Written problem:
Pull out every line in the data that has the string "Differenz" in it.

## START Data excerpts

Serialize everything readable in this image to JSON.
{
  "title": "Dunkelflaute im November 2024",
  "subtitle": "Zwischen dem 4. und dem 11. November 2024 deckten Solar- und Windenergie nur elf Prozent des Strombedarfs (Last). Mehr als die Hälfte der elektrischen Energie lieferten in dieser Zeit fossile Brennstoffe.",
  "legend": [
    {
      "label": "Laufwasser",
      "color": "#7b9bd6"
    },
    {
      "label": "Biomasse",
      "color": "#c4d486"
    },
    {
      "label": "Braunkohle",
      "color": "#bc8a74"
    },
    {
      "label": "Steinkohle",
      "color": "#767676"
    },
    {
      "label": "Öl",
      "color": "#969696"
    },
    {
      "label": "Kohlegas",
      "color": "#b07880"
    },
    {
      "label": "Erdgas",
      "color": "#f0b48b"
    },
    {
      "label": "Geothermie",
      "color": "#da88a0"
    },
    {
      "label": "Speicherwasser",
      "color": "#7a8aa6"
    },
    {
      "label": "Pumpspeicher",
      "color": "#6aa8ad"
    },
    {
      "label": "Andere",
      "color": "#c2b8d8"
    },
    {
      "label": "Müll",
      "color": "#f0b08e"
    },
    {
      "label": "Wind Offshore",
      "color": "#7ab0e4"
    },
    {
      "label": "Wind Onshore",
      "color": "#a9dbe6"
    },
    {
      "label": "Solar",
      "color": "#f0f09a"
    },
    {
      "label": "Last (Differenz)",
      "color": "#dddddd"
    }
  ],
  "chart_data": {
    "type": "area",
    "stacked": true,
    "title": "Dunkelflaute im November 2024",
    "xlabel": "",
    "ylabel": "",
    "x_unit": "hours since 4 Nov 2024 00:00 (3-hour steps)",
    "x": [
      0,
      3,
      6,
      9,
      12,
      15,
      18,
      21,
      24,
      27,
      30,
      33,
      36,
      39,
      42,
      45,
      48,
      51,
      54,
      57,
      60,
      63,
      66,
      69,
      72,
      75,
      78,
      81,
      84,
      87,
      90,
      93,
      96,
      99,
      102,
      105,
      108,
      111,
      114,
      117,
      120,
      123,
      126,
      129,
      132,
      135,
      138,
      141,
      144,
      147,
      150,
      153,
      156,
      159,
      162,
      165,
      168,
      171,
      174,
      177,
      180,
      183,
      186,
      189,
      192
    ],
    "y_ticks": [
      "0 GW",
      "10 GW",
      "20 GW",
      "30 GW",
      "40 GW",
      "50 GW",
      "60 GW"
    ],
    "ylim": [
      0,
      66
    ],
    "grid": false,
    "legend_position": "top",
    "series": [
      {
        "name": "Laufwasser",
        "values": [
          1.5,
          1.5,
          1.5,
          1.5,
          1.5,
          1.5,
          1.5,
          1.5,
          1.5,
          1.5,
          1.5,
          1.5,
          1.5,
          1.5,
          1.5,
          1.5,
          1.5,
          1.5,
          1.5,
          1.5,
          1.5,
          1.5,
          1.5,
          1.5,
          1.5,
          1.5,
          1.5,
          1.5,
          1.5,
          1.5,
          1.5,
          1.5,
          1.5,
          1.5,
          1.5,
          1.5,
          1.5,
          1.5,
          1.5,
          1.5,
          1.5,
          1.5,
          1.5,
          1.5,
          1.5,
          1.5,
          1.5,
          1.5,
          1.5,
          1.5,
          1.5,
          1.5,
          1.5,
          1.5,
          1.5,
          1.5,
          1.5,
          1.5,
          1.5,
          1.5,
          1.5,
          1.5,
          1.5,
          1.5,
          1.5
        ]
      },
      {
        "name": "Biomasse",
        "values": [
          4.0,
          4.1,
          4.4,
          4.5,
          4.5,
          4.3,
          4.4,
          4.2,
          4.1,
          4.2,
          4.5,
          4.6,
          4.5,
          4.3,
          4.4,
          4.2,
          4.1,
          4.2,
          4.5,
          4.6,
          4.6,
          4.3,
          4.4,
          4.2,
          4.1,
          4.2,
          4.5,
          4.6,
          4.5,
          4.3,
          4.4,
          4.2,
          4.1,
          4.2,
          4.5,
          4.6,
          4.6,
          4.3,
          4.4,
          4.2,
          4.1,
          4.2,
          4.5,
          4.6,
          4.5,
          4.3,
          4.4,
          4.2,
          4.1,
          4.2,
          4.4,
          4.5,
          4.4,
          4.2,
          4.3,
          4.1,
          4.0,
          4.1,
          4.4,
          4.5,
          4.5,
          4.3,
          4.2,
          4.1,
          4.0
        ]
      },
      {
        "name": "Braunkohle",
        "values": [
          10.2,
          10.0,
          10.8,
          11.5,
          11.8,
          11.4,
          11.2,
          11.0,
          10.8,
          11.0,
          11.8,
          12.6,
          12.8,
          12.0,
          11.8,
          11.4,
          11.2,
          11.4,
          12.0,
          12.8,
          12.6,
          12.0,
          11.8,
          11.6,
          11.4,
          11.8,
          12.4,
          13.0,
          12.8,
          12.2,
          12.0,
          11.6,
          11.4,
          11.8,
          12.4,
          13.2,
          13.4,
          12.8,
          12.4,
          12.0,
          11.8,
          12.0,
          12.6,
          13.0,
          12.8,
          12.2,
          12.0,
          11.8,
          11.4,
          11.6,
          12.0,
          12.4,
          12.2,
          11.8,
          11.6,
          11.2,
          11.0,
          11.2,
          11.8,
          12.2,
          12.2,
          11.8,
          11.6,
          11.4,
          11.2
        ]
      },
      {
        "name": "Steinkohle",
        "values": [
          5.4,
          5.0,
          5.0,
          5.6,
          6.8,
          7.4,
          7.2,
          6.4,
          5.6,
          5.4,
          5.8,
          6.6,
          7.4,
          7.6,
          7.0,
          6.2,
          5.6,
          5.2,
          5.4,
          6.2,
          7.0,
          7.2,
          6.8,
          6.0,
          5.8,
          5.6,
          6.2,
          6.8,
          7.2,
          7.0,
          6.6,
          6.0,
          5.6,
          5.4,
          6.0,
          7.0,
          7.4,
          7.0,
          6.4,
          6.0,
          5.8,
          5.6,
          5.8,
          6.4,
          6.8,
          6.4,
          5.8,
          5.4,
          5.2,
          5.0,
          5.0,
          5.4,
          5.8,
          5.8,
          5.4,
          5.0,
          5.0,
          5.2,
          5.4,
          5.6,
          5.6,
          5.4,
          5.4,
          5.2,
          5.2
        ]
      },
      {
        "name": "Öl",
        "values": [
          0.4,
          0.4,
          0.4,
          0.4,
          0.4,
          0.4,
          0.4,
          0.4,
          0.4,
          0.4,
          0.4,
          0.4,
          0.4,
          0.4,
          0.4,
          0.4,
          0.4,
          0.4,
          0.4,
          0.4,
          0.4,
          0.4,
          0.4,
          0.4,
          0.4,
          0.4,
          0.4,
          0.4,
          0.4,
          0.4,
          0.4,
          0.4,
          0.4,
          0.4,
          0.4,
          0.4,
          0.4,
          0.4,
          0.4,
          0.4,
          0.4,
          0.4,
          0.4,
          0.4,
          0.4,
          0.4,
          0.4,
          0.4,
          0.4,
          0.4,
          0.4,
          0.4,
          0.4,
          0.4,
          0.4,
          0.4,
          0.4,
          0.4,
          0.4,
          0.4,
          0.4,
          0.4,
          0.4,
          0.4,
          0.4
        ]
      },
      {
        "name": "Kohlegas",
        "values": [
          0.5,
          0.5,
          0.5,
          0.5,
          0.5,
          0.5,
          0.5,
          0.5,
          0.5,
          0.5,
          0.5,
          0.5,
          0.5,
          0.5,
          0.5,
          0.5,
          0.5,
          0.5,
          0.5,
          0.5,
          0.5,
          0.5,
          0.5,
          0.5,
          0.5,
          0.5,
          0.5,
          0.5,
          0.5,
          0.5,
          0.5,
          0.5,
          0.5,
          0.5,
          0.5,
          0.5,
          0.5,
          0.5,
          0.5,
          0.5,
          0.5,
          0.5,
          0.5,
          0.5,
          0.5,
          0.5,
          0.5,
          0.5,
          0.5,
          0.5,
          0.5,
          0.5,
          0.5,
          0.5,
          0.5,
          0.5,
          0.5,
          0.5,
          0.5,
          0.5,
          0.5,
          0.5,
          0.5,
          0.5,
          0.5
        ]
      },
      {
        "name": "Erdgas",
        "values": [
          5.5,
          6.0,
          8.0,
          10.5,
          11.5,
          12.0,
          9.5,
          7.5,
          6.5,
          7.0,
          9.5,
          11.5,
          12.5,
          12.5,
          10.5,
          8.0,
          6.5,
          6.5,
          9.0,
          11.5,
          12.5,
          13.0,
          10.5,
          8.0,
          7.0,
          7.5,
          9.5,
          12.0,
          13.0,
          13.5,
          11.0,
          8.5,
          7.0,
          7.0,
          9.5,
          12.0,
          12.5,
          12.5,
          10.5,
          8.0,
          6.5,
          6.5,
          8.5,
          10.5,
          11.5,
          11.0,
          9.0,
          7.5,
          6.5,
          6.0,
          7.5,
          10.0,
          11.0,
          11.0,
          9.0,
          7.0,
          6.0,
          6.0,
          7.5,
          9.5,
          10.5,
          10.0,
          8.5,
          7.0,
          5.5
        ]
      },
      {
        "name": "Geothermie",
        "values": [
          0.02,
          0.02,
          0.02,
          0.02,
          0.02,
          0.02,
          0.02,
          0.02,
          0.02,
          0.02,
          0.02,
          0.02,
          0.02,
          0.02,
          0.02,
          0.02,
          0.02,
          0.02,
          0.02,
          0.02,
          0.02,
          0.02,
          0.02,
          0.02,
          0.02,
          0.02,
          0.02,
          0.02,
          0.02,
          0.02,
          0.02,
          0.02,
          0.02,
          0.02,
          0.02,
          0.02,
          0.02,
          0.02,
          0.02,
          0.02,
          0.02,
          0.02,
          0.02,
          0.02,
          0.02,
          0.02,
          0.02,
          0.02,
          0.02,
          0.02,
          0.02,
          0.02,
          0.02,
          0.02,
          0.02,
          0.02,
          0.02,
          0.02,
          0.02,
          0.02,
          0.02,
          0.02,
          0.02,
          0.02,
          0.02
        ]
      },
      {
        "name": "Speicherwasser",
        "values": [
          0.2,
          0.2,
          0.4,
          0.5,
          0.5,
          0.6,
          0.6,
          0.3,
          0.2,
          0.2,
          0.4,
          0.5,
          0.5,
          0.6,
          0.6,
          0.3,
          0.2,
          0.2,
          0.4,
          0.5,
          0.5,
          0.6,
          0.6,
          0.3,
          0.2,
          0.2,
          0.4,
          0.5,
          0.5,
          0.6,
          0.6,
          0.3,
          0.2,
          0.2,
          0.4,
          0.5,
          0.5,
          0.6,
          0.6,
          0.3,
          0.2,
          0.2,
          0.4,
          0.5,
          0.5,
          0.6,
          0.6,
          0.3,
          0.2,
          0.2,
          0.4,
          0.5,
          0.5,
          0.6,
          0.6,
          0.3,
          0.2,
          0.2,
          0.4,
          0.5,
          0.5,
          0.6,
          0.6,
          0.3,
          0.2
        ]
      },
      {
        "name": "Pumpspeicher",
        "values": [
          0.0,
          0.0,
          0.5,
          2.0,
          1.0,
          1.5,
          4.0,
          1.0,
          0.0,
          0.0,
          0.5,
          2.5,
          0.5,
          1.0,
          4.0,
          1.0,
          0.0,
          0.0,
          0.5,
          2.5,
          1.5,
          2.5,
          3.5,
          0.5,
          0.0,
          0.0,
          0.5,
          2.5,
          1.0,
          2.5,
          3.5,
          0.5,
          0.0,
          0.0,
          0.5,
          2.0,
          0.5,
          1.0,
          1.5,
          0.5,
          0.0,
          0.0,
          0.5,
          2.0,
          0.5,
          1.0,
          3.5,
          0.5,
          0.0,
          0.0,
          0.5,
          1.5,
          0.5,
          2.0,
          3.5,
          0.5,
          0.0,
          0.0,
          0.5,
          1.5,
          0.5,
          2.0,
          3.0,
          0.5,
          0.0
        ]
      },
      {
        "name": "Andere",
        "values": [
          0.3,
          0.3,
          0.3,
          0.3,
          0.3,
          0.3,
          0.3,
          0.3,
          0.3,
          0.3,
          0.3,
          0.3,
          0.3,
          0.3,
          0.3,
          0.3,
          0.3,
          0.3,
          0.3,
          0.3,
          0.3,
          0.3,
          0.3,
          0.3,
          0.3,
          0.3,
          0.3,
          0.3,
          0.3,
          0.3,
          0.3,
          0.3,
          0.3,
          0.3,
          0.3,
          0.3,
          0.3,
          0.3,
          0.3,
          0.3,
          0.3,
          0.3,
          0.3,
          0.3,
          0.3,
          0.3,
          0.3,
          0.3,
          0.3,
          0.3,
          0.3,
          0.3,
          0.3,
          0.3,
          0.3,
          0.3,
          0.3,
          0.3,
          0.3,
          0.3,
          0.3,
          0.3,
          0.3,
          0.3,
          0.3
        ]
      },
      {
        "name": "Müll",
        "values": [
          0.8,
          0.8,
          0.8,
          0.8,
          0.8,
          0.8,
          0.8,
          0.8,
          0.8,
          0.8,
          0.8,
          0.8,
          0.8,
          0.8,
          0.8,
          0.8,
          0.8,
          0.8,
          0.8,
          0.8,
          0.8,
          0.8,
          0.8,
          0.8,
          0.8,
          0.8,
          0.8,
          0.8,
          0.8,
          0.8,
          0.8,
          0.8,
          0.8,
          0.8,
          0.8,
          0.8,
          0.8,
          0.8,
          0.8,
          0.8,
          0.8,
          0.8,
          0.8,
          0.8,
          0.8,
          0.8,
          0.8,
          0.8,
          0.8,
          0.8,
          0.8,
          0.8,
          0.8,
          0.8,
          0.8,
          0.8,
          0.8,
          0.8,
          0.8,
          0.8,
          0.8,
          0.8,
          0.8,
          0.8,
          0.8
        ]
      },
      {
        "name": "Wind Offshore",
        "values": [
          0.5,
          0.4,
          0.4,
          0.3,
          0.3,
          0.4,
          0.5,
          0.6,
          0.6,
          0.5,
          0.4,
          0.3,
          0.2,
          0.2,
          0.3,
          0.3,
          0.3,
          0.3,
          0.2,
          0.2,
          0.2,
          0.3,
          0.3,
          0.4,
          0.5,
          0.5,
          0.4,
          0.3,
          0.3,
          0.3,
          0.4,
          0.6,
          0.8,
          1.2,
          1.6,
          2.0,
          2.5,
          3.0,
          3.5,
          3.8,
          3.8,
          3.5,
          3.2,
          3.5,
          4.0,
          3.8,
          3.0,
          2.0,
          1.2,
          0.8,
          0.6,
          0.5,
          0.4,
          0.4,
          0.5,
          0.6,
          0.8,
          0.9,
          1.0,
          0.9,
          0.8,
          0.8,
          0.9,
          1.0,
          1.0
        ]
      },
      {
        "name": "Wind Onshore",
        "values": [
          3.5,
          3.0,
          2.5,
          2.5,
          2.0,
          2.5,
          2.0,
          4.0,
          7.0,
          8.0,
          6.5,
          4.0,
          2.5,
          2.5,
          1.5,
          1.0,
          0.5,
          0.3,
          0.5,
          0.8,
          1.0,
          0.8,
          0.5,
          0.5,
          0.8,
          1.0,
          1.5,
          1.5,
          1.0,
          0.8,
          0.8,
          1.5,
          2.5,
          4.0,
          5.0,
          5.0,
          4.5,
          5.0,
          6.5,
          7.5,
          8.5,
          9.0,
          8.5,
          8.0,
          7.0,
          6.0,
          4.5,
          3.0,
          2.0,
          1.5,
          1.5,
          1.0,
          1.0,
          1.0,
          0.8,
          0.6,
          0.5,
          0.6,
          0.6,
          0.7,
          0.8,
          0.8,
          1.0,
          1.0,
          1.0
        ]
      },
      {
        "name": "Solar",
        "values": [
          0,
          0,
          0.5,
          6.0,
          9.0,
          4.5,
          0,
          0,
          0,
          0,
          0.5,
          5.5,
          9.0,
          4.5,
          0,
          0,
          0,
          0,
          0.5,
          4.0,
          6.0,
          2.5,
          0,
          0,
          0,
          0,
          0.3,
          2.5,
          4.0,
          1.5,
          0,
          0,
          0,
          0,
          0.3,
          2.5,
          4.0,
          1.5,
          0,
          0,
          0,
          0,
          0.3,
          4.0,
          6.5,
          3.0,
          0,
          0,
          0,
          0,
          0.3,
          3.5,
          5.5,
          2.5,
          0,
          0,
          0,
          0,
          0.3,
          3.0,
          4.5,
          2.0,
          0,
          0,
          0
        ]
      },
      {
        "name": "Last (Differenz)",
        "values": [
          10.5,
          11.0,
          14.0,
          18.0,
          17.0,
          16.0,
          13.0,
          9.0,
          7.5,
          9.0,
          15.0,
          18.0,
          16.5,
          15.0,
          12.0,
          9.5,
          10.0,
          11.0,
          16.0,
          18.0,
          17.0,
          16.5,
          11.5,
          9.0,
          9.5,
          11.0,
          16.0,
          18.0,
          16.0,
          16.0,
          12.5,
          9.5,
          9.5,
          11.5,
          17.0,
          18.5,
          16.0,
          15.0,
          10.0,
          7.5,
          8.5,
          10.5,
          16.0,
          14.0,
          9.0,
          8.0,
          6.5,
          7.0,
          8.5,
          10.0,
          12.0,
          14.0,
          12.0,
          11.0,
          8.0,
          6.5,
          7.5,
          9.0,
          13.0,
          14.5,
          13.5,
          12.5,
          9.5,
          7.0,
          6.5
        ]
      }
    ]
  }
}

## END Data excerpts

Output for this exercise:
      "label": "Last (Differenz)",
        "name": "Last (Differenz)",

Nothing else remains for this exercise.